Tally the lines that hold the word "name" and reply with that figure only.

* **Lines of data**:
======
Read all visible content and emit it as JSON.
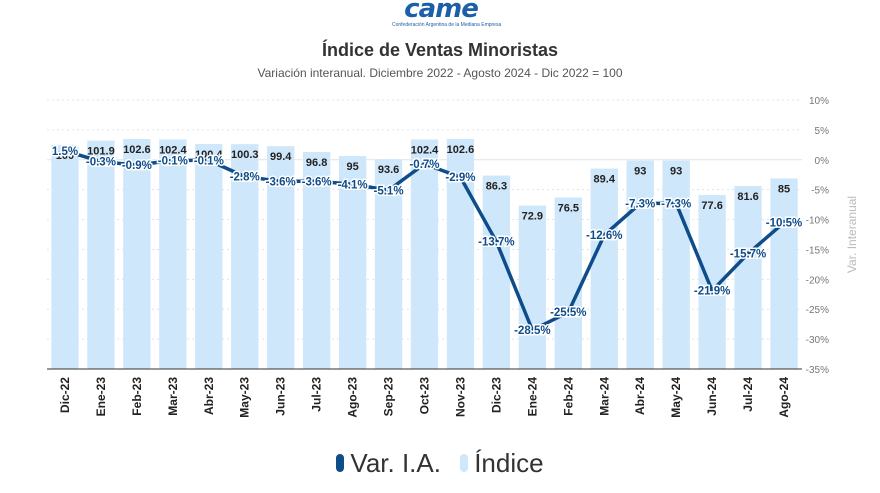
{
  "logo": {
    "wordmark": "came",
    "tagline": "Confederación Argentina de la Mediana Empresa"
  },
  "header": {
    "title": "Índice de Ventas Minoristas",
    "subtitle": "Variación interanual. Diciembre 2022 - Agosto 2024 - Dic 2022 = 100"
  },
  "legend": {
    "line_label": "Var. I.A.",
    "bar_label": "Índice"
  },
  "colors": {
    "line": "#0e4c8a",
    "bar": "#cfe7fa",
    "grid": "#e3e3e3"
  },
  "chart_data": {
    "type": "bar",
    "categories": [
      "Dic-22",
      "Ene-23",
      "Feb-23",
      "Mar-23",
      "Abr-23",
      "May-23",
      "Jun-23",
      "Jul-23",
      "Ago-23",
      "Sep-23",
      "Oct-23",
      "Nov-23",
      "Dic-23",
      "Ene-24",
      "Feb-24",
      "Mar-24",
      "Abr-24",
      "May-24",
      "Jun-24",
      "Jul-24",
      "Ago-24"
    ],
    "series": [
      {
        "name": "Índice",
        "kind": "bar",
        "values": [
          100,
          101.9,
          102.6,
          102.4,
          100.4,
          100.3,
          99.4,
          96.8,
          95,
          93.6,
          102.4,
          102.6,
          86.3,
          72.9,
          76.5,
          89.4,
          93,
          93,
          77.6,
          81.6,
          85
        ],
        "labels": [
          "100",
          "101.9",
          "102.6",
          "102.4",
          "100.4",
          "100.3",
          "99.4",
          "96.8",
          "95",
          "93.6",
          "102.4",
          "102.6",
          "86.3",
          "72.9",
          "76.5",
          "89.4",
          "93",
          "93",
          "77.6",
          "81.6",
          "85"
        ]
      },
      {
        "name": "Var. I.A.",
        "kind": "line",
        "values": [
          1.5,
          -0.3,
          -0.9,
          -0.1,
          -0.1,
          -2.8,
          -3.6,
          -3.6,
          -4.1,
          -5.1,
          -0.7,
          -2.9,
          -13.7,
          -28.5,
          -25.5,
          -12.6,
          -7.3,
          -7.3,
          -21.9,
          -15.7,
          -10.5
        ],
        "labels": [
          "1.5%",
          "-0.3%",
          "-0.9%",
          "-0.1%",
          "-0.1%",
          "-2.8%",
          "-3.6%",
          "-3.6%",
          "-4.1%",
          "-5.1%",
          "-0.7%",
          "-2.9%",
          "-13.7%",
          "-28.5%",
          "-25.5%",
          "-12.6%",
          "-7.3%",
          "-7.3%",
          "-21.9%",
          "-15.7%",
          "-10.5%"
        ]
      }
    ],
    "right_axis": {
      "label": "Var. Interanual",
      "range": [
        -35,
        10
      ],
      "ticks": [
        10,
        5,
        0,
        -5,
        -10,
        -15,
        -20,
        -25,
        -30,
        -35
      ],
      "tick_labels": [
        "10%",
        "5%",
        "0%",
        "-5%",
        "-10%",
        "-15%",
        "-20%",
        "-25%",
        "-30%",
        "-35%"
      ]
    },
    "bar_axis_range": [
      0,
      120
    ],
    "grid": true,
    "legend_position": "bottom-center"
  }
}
======
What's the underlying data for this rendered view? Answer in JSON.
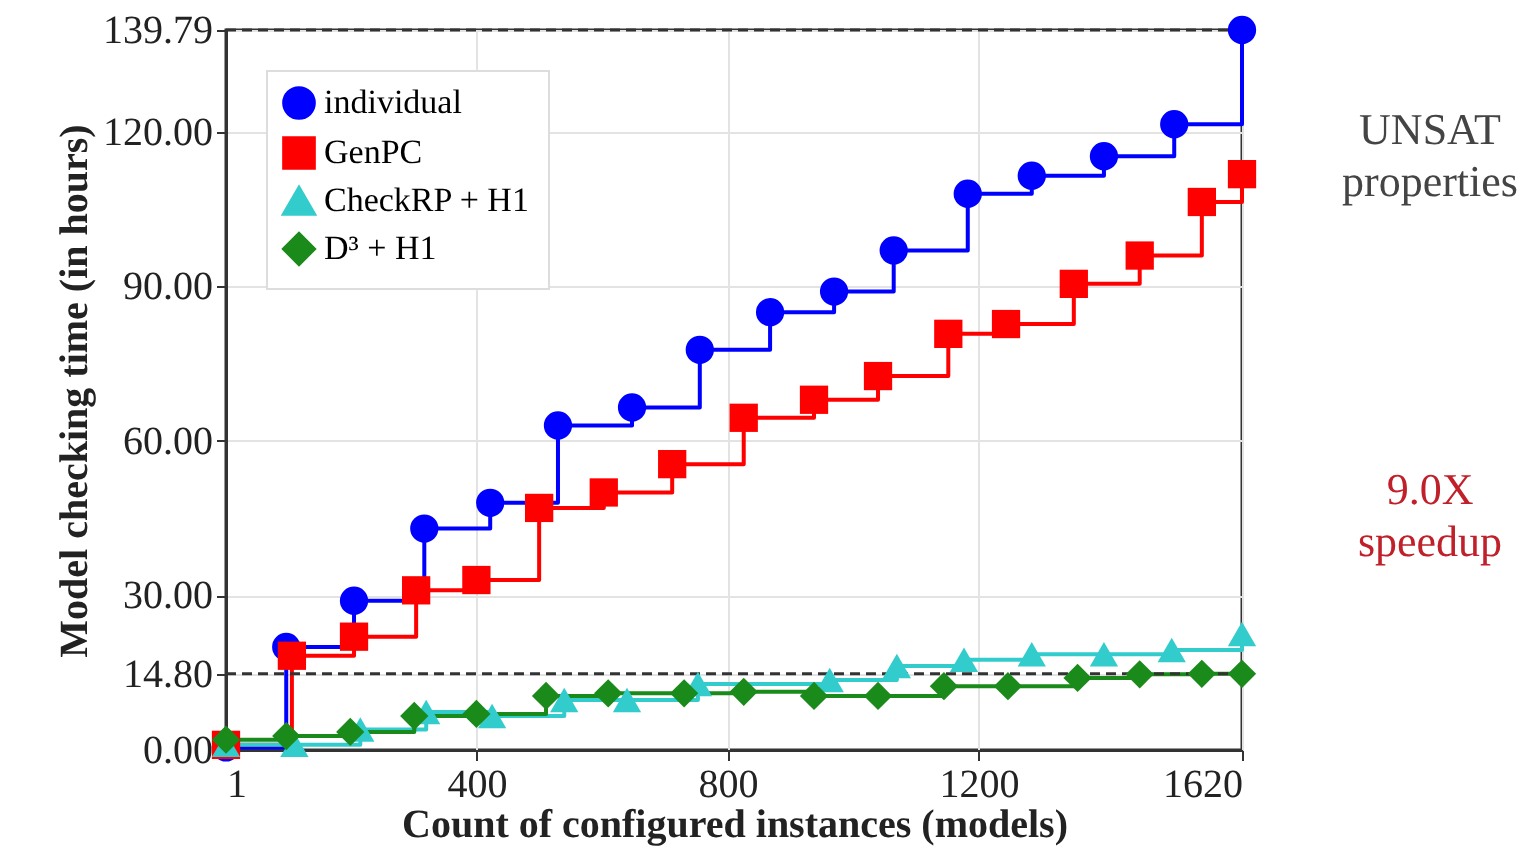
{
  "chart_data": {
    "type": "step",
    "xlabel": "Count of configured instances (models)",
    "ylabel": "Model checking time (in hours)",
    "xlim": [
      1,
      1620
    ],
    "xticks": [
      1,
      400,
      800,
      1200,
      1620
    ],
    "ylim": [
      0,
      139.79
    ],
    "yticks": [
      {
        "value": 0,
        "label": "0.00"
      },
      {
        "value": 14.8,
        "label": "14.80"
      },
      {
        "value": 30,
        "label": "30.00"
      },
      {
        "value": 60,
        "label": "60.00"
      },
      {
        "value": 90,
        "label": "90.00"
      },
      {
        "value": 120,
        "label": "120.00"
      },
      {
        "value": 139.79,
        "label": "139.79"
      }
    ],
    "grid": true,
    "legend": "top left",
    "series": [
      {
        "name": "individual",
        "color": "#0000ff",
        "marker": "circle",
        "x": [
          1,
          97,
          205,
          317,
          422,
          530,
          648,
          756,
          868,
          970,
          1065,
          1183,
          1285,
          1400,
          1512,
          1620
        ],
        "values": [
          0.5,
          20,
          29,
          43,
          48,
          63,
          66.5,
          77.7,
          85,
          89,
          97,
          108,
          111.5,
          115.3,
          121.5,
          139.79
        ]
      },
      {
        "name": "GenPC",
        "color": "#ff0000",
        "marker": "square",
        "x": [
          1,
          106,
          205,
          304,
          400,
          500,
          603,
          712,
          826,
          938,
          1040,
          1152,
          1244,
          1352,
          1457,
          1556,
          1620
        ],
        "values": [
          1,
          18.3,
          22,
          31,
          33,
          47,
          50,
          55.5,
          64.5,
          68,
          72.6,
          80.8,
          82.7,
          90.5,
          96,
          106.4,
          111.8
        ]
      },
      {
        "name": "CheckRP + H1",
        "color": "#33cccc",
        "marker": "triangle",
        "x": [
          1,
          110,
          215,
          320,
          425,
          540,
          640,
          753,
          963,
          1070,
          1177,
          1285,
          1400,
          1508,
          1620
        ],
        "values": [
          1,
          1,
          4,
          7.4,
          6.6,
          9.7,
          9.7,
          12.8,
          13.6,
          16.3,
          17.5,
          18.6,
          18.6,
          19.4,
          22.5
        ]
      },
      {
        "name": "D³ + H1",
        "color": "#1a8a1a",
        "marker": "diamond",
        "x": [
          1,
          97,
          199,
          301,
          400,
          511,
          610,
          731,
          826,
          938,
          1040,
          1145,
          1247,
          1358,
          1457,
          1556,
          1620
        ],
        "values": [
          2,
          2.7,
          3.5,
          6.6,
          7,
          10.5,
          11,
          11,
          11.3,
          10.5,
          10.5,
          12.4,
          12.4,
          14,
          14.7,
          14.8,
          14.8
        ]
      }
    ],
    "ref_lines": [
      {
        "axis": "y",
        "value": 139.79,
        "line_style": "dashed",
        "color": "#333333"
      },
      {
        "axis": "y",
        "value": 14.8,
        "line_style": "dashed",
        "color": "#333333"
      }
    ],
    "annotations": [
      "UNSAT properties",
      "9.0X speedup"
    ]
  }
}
======
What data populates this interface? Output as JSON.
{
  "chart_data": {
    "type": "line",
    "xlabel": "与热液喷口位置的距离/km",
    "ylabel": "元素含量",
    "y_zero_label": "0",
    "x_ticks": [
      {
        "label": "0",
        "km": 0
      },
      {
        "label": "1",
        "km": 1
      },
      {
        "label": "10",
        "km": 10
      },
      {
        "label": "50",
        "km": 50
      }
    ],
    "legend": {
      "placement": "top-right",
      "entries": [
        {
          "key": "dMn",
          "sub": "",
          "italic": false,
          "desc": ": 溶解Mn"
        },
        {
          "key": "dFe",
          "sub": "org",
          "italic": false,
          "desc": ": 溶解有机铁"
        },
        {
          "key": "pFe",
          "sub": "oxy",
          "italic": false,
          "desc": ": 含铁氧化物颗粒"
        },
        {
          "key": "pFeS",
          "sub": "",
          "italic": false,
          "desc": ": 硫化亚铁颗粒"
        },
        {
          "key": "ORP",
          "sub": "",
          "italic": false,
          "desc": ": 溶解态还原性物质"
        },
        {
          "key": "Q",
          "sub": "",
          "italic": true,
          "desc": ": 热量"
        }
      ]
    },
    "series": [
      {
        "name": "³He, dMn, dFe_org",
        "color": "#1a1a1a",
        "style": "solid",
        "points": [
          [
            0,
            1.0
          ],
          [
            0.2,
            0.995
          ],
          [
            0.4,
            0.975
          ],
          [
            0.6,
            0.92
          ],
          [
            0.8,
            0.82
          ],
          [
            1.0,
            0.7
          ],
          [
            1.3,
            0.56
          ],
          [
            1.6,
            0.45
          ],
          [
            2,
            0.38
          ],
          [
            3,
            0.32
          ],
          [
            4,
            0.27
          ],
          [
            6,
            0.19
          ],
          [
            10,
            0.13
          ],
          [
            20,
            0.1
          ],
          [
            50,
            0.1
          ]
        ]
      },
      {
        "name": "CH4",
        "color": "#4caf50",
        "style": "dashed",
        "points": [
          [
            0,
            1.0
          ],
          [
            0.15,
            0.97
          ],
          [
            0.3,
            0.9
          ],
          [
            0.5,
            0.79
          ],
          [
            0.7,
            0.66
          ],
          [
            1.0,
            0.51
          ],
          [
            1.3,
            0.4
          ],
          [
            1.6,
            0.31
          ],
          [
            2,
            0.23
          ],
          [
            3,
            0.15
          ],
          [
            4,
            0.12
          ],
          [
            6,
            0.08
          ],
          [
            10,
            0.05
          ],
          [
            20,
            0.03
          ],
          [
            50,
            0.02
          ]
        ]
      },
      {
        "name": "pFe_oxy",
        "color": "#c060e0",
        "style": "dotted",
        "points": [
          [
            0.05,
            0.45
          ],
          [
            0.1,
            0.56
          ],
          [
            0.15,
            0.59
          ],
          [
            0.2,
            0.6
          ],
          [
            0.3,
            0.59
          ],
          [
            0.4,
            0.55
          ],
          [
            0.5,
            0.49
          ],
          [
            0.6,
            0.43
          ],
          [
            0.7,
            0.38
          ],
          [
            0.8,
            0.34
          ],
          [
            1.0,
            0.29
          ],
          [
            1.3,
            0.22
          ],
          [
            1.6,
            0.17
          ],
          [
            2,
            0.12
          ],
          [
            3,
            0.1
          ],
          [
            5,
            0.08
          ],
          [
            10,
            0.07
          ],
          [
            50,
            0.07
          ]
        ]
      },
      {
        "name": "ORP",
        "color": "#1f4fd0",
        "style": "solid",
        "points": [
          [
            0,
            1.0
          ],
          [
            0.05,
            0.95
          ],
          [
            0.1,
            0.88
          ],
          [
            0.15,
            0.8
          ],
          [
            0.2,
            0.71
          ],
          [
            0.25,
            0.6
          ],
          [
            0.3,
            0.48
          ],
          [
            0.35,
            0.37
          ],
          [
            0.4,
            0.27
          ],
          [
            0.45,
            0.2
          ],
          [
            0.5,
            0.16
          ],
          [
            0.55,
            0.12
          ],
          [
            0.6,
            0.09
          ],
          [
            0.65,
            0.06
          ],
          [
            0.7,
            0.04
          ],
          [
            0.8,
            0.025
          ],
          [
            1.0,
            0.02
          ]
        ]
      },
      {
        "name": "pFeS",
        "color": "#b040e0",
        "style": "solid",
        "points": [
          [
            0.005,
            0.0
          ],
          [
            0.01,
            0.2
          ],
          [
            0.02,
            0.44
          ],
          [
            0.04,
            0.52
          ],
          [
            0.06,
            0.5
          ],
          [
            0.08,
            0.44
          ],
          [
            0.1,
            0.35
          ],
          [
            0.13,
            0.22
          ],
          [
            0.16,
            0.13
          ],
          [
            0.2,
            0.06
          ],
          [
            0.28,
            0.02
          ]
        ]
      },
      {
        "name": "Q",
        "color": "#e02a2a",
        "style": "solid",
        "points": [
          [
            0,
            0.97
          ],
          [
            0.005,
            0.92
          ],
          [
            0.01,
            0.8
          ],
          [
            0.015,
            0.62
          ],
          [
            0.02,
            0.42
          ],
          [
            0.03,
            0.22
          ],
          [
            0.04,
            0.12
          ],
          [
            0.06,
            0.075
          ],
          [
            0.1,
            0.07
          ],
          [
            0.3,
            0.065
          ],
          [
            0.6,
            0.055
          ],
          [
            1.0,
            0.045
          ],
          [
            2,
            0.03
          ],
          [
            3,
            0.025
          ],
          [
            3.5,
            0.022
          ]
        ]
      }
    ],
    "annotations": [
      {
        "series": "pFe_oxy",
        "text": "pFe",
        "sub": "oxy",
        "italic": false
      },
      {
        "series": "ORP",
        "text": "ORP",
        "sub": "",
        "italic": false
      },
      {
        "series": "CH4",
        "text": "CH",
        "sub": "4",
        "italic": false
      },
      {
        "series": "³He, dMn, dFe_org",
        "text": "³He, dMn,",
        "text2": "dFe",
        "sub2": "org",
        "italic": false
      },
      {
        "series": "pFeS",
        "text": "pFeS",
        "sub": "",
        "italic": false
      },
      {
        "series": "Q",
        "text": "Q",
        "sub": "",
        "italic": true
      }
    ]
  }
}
======
* **Exercise answer**:
12